◆ Exercise requirements ◆
Write every record out again exactly, and keep images out of it.

= = = = =

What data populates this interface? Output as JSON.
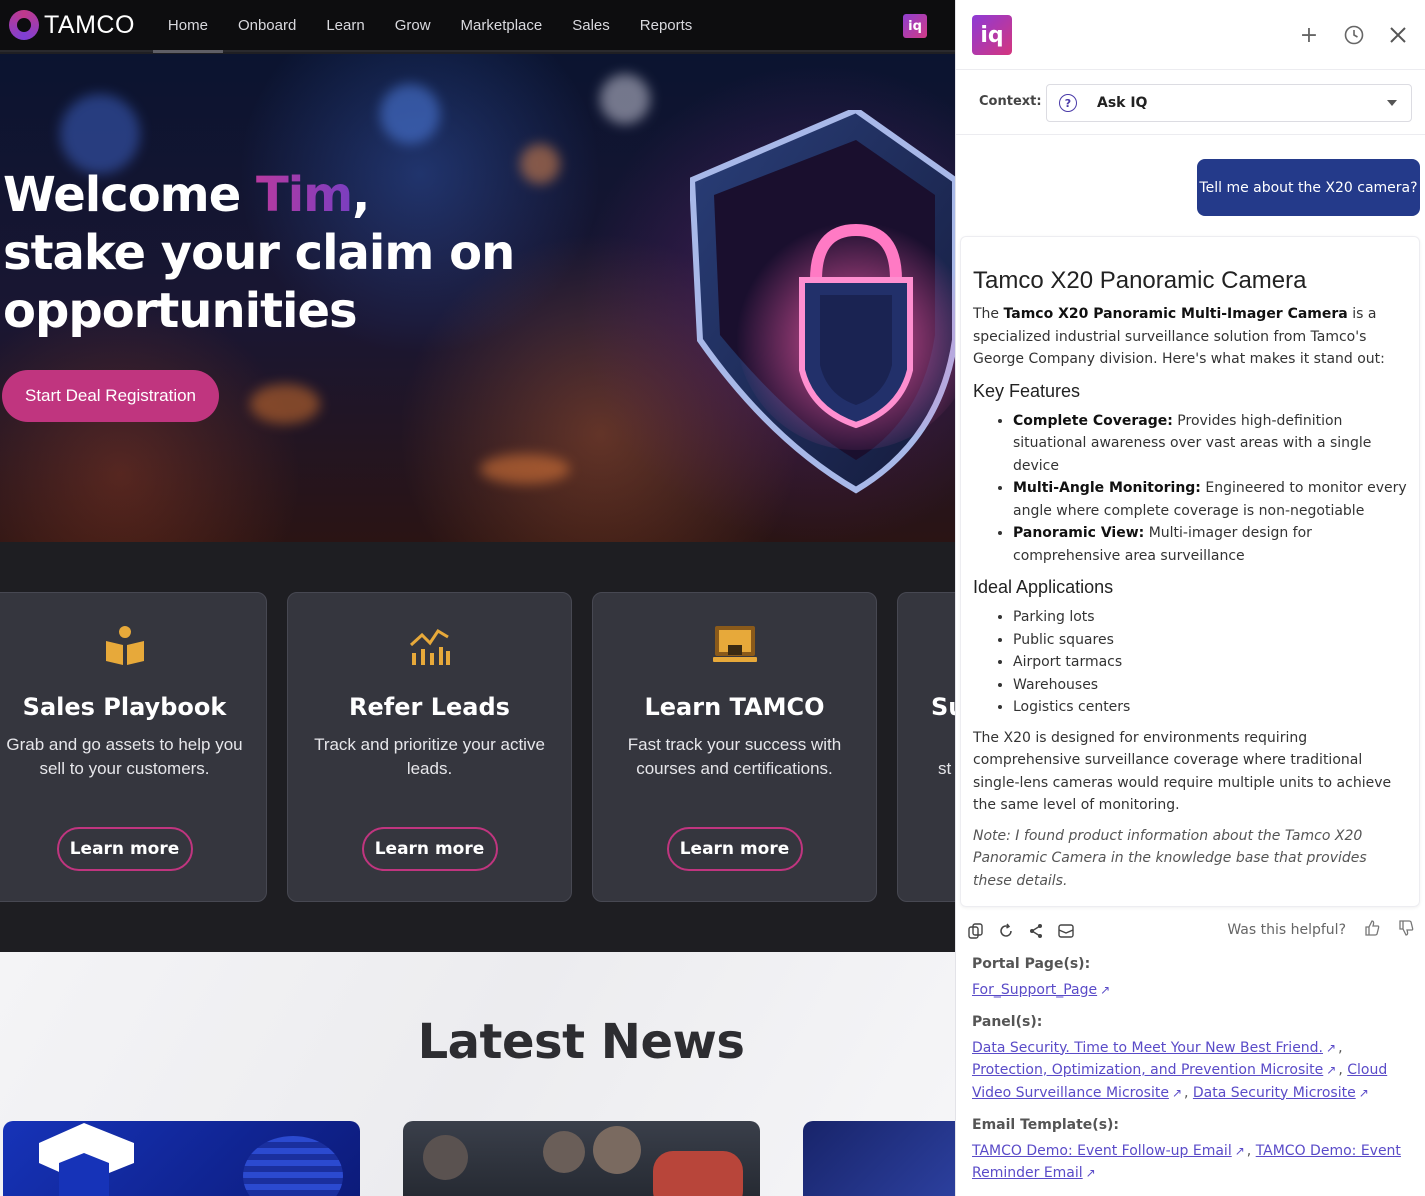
{
  "nav": {
    "brand": "TAMCO",
    "items": [
      {
        "label": "Home",
        "active": true
      },
      {
        "label": "Onboard"
      },
      {
        "label": "Learn"
      },
      {
        "label": "Grow"
      },
      {
        "label": "Marketplace"
      },
      {
        "label": "Sales"
      },
      {
        "label": "Reports"
      }
    ],
    "iq_badge": "iq"
  },
  "hero": {
    "title_prefix": "Welcome ",
    "name": "Tim",
    "title_suffix": ",",
    "line2": "stake your claim on",
    "line3": "opportunities",
    "cta": "Start Deal Registration"
  },
  "cards": [
    {
      "title": "Sales Playbook",
      "desc": "Grab and go assets to help you sell to your customers.",
      "button": "Learn more",
      "icon": "open-book-icon"
    },
    {
      "title": "Refer Leads",
      "desc": "Track and prioritize your active leads.",
      "button": "Learn more",
      "icon": "chart-growth-icon"
    },
    {
      "title": "Learn TAMCO",
      "desc": "Fast track your success with courses and certifications.",
      "button": "Learn more",
      "icon": "laptop-icon"
    },
    {
      "title": "Su",
      "desc": "st"
    }
  ],
  "news": {
    "title": "Latest News"
  },
  "panel": {
    "logo": "iq",
    "context_label": "Context:",
    "context_value": "Ask IQ",
    "user_message": "Tell me about the X20 camera?",
    "answer": {
      "title": "Tamco X20 Panoramic Camera",
      "intro_pre": "The ",
      "intro_bold": "Tamco X20 Panoramic Multi-Imager Camera",
      "intro_post": " is a specialized industrial surveillance solution from Tamco's George Company division. Here's what makes it stand out:",
      "features_heading": "Key Features",
      "features": [
        {
          "label": "Complete Coverage:",
          "text": " Provides high-definition situational awareness over vast areas with a single device"
        },
        {
          "label": "Multi-Angle Monitoring:",
          "text": " Engineered to monitor every angle where complete coverage is non-negotiable"
        },
        {
          "label": "Panoramic View:",
          "text": " Multi-imager design for comprehensive area surveillance"
        }
      ],
      "apps_heading": "Ideal Applications",
      "applications": [
        "Parking lots",
        "Public squares",
        "Airport tarmacs",
        "Warehouses",
        "Logistics centers"
      ],
      "summary": "The X20 is designed for environments requiring comprehensive surveillance coverage where traditional single-lens cameras would require multiple units to achieve the same level of monitoring.",
      "note": "Note: I found product information about the Tamco X20 Panoramic Camera in the knowledge base that provides these details."
    },
    "helpful_label": "Was this helpful?",
    "refs": {
      "portal_heading": "Portal Page(s):",
      "portal_links": [
        "For_Support_Page"
      ],
      "panel_heading": "Panel(s):",
      "panel_links": [
        "Data Security. Time to Meet Your New Best Friend.",
        "Protection, Optimization, and Prevention Microsite",
        "Cloud Video Surveillance Microsite",
        "Data Security Microsite"
      ],
      "email_heading": "Email Template(s):",
      "email_links": [
        "TAMCO Demo: Event Follow-up Email",
        "TAMCO Demo: Event Reminder Email"
      ]
    }
  }
}
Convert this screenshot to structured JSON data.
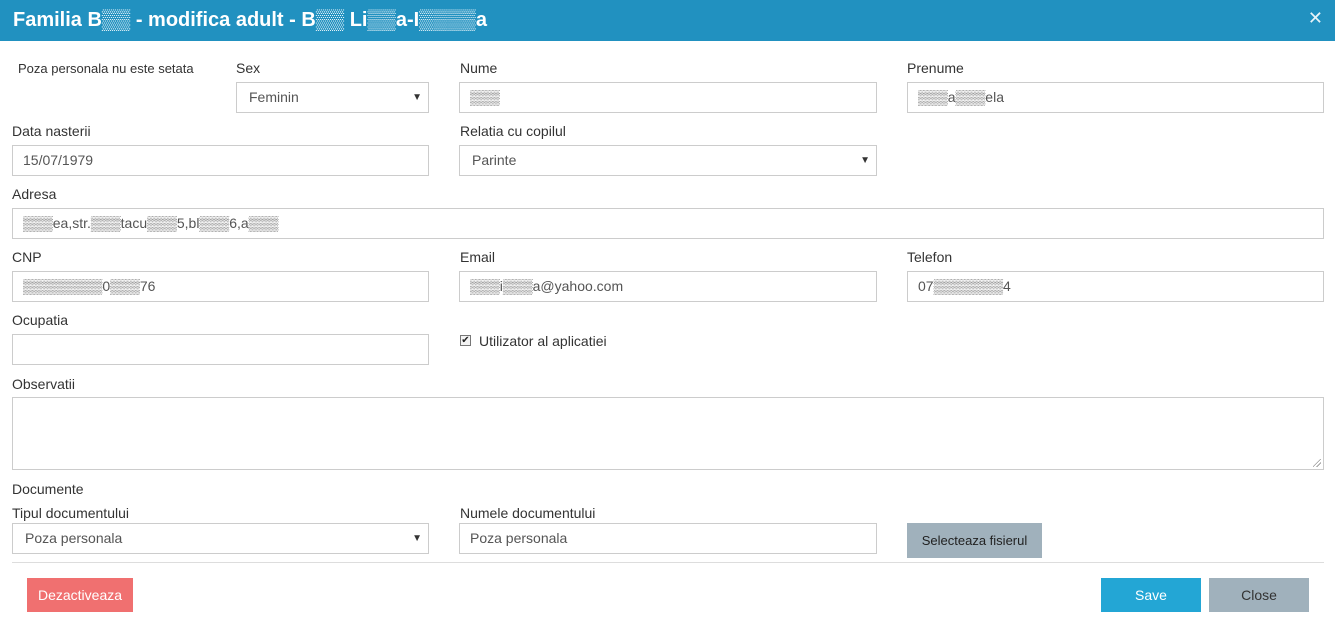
{
  "dialog": {
    "title": "Familia B▒▒ - modifica adult - B▒▒ Li▒▒a-I▒▒▒▒a",
    "close_icon": "close-icon"
  },
  "form": {
    "photo_text": "Poza personala nu este setata",
    "sex": {
      "label": "Sex",
      "value": "Feminin"
    },
    "nume": {
      "label": "Nume",
      "value": "▒▒▒"
    },
    "prenume": {
      "label": "Prenume",
      "value": "▒▒▒a▒▒▒ela"
    },
    "data_nasterii": {
      "label": "Data nasterii",
      "value": "15/07/1979"
    },
    "relatia": {
      "label": "Relatia cu copilul",
      "value": "Parinte"
    },
    "adresa": {
      "label": "Adresa",
      "value": "▒▒▒ea,str.▒▒▒tacu▒▒▒5,bl▒▒▒6,a▒▒▒"
    },
    "cnp": {
      "label": "CNP",
      "value": "▒▒▒▒▒▒▒▒0▒▒▒76"
    },
    "email": {
      "label": "Email",
      "value": "▒▒▒i▒▒▒a@yahoo.com"
    },
    "telefon": {
      "label": "Telefon",
      "value": "07▒▒▒▒▒▒▒4"
    },
    "ocupatia": {
      "label": "Ocupatia",
      "value": ""
    },
    "utilizator": {
      "label": "Utilizator al aplicatiei",
      "checked": true
    },
    "observatii": {
      "label": "Observatii",
      "value": ""
    }
  },
  "documents": {
    "section_label": "Documente",
    "tip": {
      "label": "Tipul documentului",
      "value": "Poza personala"
    },
    "nume_doc": {
      "label": "Numele documentului",
      "value": "Poza personala"
    },
    "file_button": "Selecteaza fisierul"
  },
  "footer": {
    "deactivate": "Dezactiveaza",
    "save": "Save",
    "close": "Close"
  },
  "colors": {
    "header": "#2191c0",
    "save": "#23a6d5",
    "deactivate": "#f07070",
    "neutral": "#a0b1bc"
  }
}
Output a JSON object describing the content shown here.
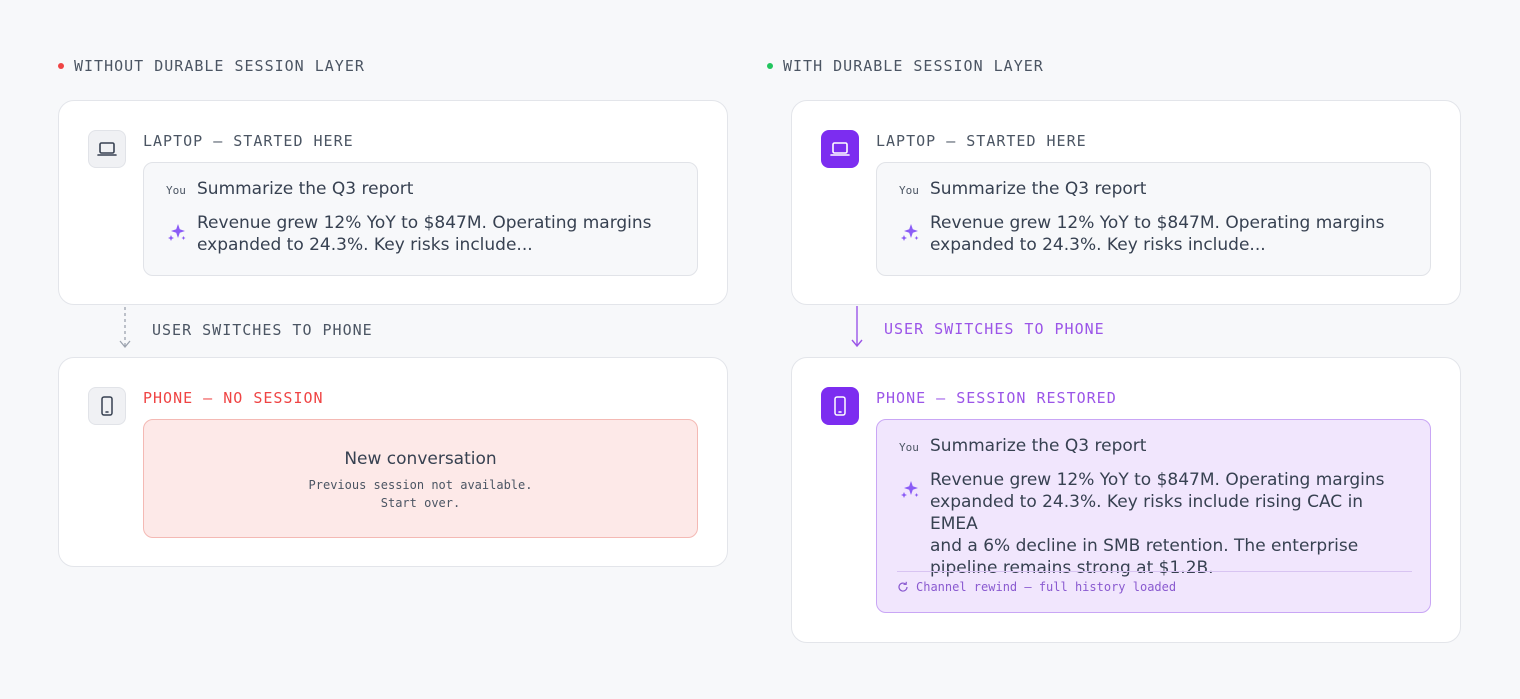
{
  "left": {
    "column_label": "WITHOUT DURABLE SESSION LAYER",
    "column_dot_color": "#ef4444",
    "laptop_card": {
      "title": "LAPTOP — STARTED HERE",
      "icon": "laptop-icon",
      "you_label": "You",
      "user_message": "Summarize the Q3 report",
      "ai_message_line1": "Revenue grew 12% YoY to $847M. Operating margins",
      "ai_message_line2": "expanded to 24.3%. Key risks include..."
    },
    "switch_label": "USER SWITCHES TO PHONE",
    "phone_card": {
      "title": "PHONE — NO SESSION",
      "title_color": "#ef4444",
      "icon": "phone-icon",
      "empty_title": "New conversation",
      "empty_sub_line1": "Previous session not available.",
      "empty_sub_line2": "Start over."
    }
  },
  "right": {
    "column_label": "WITH DURABLE SESSION LAYER",
    "column_dot_color": "#22c55e",
    "laptop_card": {
      "title": "LAPTOP — STARTED HERE",
      "icon": "laptop-icon",
      "you_label": "You",
      "user_message": "Summarize the Q3 report",
      "ai_message_line1": "Revenue grew 12% YoY to $847M. Operating margins",
      "ai_message_line2": "expanded to 24.3%. Key risks include..."
    },
    "switch_label": "USER SWITCHES TO PHONE",
    "switch_color": "#9b55e8",
    "phone_card": {
      "title": "PHONE — SESSION RESTORED",
      "title_color": "#9b55e8",
      "icon": "phone-icon",
      "you_label": "You",
      "user_message": "Summarize the Q3 report",
      "ai_message_lines": [
        "Revenue grew 12% YoY to $847M. Operating margins",
        "expanded to 24.3%. Key risks include rising CAC in EMEA",
        "and a 6% decline in SMB retention. The enterprise",
        "pipeline remains strong at $1.2B."
      ],
      "rewind_icon": "refresh-icon",
      "rewind_text": "Channel rewind — full history loaded"
    }
  }
}
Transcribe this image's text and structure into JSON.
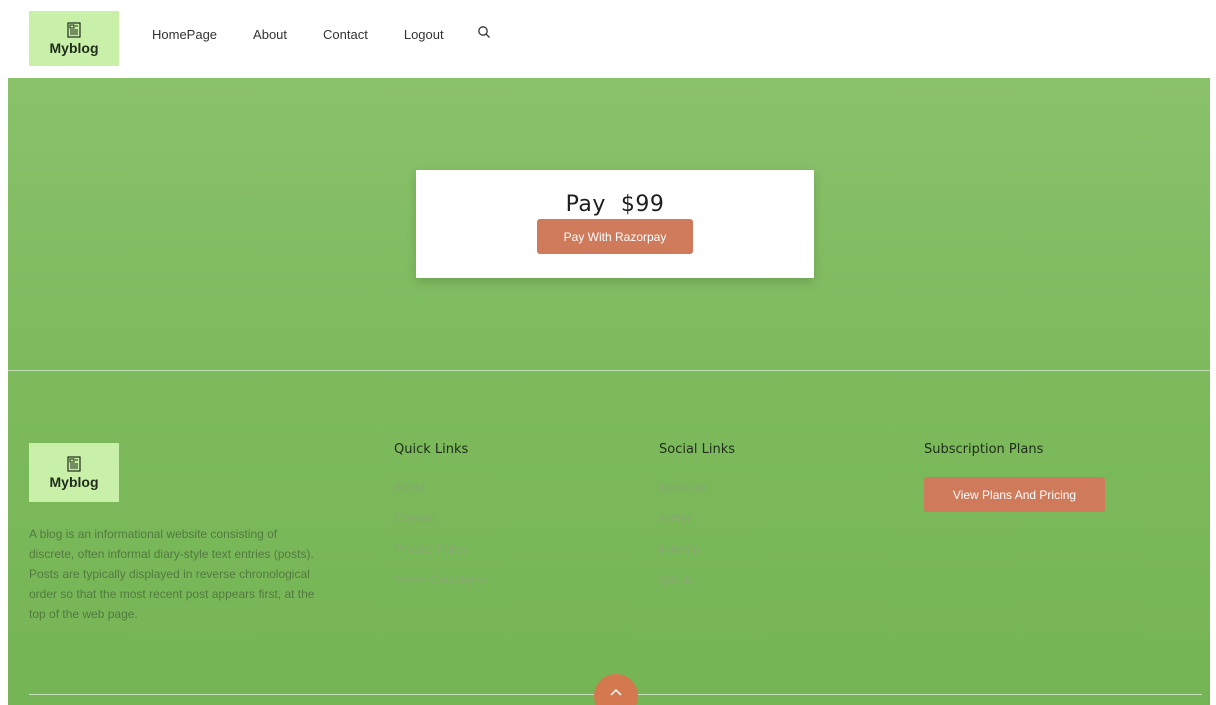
{
  "header": {
    "logo_text": "Myblog",
    "nav": [
      "HomePage",
      "About",
      "Contact",
      "Logout"
    ],
    "search_icon": "search-icon"
  },
  "payment": {
    "title": "Pay  $99",
    "button": "Pay With Razorpay"
  },
  "footer": {
    "logo_text": "Myblog",
    "description": "A blog is an informational website consisting of discrete, often informal diary-style text entries (posts). Posts are typically displayed in reverse chronological order so that the most recent post appears first, at the top of the web page.",
    "quick_links": {
      "title": "Quick Links",
      "items": [
        "About",
        "Contact",
        "Privacy Policy",
        "Terms Conditions"
      ]
    },
    "social_links": {
      "title": "Social Links",
      "items": [
        "facebook",
        "twitter",
        "linkedin",
        "github"
      ]
    },
    "subscription": {
      "title": "Subscription Plans",
      "button": "View Plans And Pricing"
    },
    "scroll_top_icon": "chevron-up-icon"
  },
  "colors": {
    "green": "#7cba5c",
    "logo_bg": "#c9f0a8",
    "accent": "#cf7a5a"
  }
}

= = = = =

◆ Response ◆
What data populates this interface? Output as JSON.
{
  "nav": {
    "brand": "TAMCO",
    "items": [
      {
        "label": "Home",
        "active": true
      },
      {
        "label": "Onboard"
      },
      {
        "label": "Learn"
      },
      {
        "label": "Grow"
      },
      {
        "label": "Marketplace"
      },
      {
        "label": "Sales"
      },
      {
        "label": "Reports"
      }
    ],
    "iq_badge": "iq"
  },
  "hero": {
    "title_prefix": "Welcome ",
    "name": "Tim",
    "title_suffix": ",",
    "line2": "stake your claim on",
    "line3": "opportunities",
    "cta": "Start Deal Registration"
  },
  "cards": [
    {
      "title": "Sales Playbook",
      "desc": "Grab and go assets to help you sell to your customers.",
      "button": "Learn more",
      "icon": "open-book-icon"
    },
    {
      "title": "Refer Leads",
      "desc": "Track and prioritize your active leads.",
      "button": "Learn more",
      "icon": "chart-growth-icon"
    },
    {
      "title": "Learn TAMCO",
      "desc": "Fast track your success with courses and certifications.",
      "button": "Learn more",
      "icon": "laptop-icon"
    },
    {
      "title": "Su",
      "desc": "st"
    }
  ],
  "news": {
    "title": "Latest News"
  },
  "panel": {
    "logo": "iq",
    "context_label": "Context:",
    "context_value": "Ask IQ",
    "user_message": "Tell me about the X20 camera?",
    "answer": {
      "title": "Tamco X20 Panoramic Camera",
      "intro_pre": "The ",
      "intro_bold": "Tamco X20 Panoramic Multi-Imager Camera",
      "intro_post": " is a specialized industrial surveillance solution from Tamco's George Company division. Here's what makes it stand out:",
      "features_heading": "Key Features",
      "features": [
        {
          "label": "Complete Coverage:",
          "text": " Provides high-definition situational awareness over vast areas with a single device"
        },
        {
          "label": "Multi-Angle Monitoring:",
          "text": " Engineered to monitor every angle where complete coverage is non-negotiable"
        },
        {
          "label": "Panoramic View:",
          "text": " Multi-imager design for comprehensive area surveillance"
        }
      ],
      "apps_heading": "Ideal Applications",
      "applications": [
        "Parking lots",
        "Public squares",
        "Airport tarmacs",
        "Warehouses",
        "Logistics centers"
      ],
      "summary": "The X20 is designed for environments requiring comprehensive surveillance coverage where traditional single-lens cameras would require multiple units to achieve the same level of monitoring.",
      "note": "Note: I found product information about the Tamco X20 Panoramic Camera in the knowledge base that provides these details."
    },
    "helpful_label": "Was this helpful?",
    "refs": {
      "portal_heading": "Portal Page(s):",
      "portal_links": [
        "For_Support_Page"
      ],
      "panel_heading": "Panel(s):",
      "panel_links": [
        "Data Security. Time to Meet Your New Best Friend.",
        "Protection, Optimization, and Prevention Microsite",
        "Cloud Video Surveillance Microsite",
        "Data Security Microsite"
      ],
      "email_heading": "Email Template(s):",
      "email_links": [
        "TAMCO Demo: Event Follow-up Email",
        "TAMCO Demo: Event Reminder Email"
      ]
    }
  }
}
Convert this screenshot to structured JSON data.
{
  "dialog": {
    "title": "Familia B▒▒ - modifica adult - B▒▒ Li▒▒a-I▒▒▒▒a",
    "close_icon": "close-icon"
  },
  "form": {
    "photo_text": "Poza personala nu este setata",
    "sex": {
      "label": "Sex",
      "value": "Feminin"
    },
    "nume": {
      "label": "Nume",
      "value": "▒▒▒"
    },
    "prenume": {
      "label": "Prenume",
      "value": "▒▒▒a▒▒▒ela"
    },
    "data_nasterii": {
      "label": "Data nasterii",
      "value": "15/07/1979"
    },
    "relatia": {
      "label": "Relatia cu copilul",
      "value": "Parinte"
    },
    "adresa": {
      "label": "Adresa",
      "value": "▒▒▒ea,str.▒▒▒tacu▒▒▒5,bl▒▒▒6,a▒▒▒"
    },
    "cnp": {
      "label": "CNP",
      "value": "▒▒▒▒▒▒▒▒0▒▒▒76"
    },
    "email": {
      "label": "Email",
      "value": "▒▒▒i▒▒▒a@yahoo.com"
    },
    "telefon": {
      "label": "Telefon",
      "value": "07▒▒▒▒▒▒▒4"
    },
    "ocupatia": {
      "label": "Ocupatia",
      "value": ""
    },
    "utilizator": {
      "label": "Utilizator al aplicatiei",
      "checked": true
    },
    "observatii": {
      "label": "Observatii",
      "value": ""
    }
  },
  "documents": {
    "section_label": "Documente",
    "tip": {
      "label": "Tipul documentului",
      "value": "Poza personala"
    },
    "nume_doc": {
      "label": "Numele documentului",
      "value": "Poza personala"
    },
    "file_button": "Selecteaza fisierul"
  },
  "footer": {
    "deactivate": "Dezactiveaza",
    "save": "Save",
    "close": "Close"
  },
  "colors": {
    "header": "#2191c0",
    "save": "#23a6d5",
    "deactivate": "#f07070",
    "neutral": "#a0b1bc"
  }
}
Output a JSON object describing the content shown here.
{
  "left": {
    "column_label": "WITHOUT DURABLE SESSION LAYER",
    "column_dot_color": "#ef4444",
    "laptop_card": {
      "title": "LAPTOP — STARTED HERE",
      "icon": "laptop-icon",
      "you_label": "You",
      "user_message": "Summarize the Q3 report",
      "ai_message_line1": "Revenue grew 12% YoY to $847M. Operating margins",
      "ai_message_line2": "expanded to 24.3%. Key risks include..."
    },
    "switch_label": "USER SWITCHES TO PHONE",
    "phone_card": {
      "title": "PHONE — NO SESSION",
      "title_color": "#ef4444",
      "icon": "phone-icon",
      "empty_title": "New conversation",
      "empty_sub_line1": "Previous session not available.",
      "empty_sub_line2": "Start over."
    }
  },
  "right": {
    "column_label": "WITH DURABLE SESSION LAYER",
    "column_dot_color": "#22c55e",
    "laptop_card": {
      "title": "LAPTOP — STARTED HERE",
      "icon": "laptop-icon",
      "you_label": "You",
      "user_message": "Summarize the Q3 report",
      "ai_message_line1": "Revenue grew 12% YoY to $847M. Operating margins",
      "ai_message_line2": "expanded to 24.3%. Key risks include..."
    },
    "switch_label": "USER SWITCHES TO PHONE",
    "switch_color": "#9b55e8",
    "phone_card": {
      "title": "PHONE — SESSION RESTORED",
      "title_color": "#9b55e8",
      "icon": "phone-icon",
      "you_label": "You",
      "user_message": "Summarize the Q3 report",
      "ai_message_lines": [
        "Revenue grew 12% YoY to $847M. Operating margins",
        "expanded to 24.3%. Key risks include rising CAC in EMEA",
        "and a 6% decline in SMB retention. The enterprise",
        "pipeline remains strong at $1.2B."
      ],
      "rewind_icon": "refresh-icon",
      "rewind_text": "Channel rewind — full history loaded"
    }
  }
}
Transcribe this image's text and structure into JSON.
{
  "header": {
    "logo_text": "Myblog",
    "nav": [
      "HomePage",
      "About",
      "Contact",
      "Logout"
    ],
    "search_icon": "search-icon"
  },
  "payment": {
    "title": "Pay  $99",
    "button": "Pay With Razorpay"
  },
  "footer": {
    "logo_text": "Myblog",
    "description": "A blog is an informational website consisting of discrete, often informal diary-style text entries (posts). Posts are typically displayed in reverse chronological order so that the most recent post appears first, at the top of the web page.",
    "quick_links": {
      "title": "Quick Links",
      "items": [
        "About",
        "Contact",
        "Privacy Policy",
        "Terms Conditions"
      ]
    },
    "social_links": {
      "title": "Social Links",
      "items": [
        "facebook",
        "twitter",
        "linkedin",
        "github"
      ]
    },
    "subscription": {
      "title": "Subscription Plans",
      "button": "View Plans And Pricing"
    },
    "scroll_top_icon": "chevron-up-icon"
  },
  "colors": {
    "green": "#7cba5c",
    "logo_bg": "#c9f0a8",
    "accent": "#cf7a5a"
  }
}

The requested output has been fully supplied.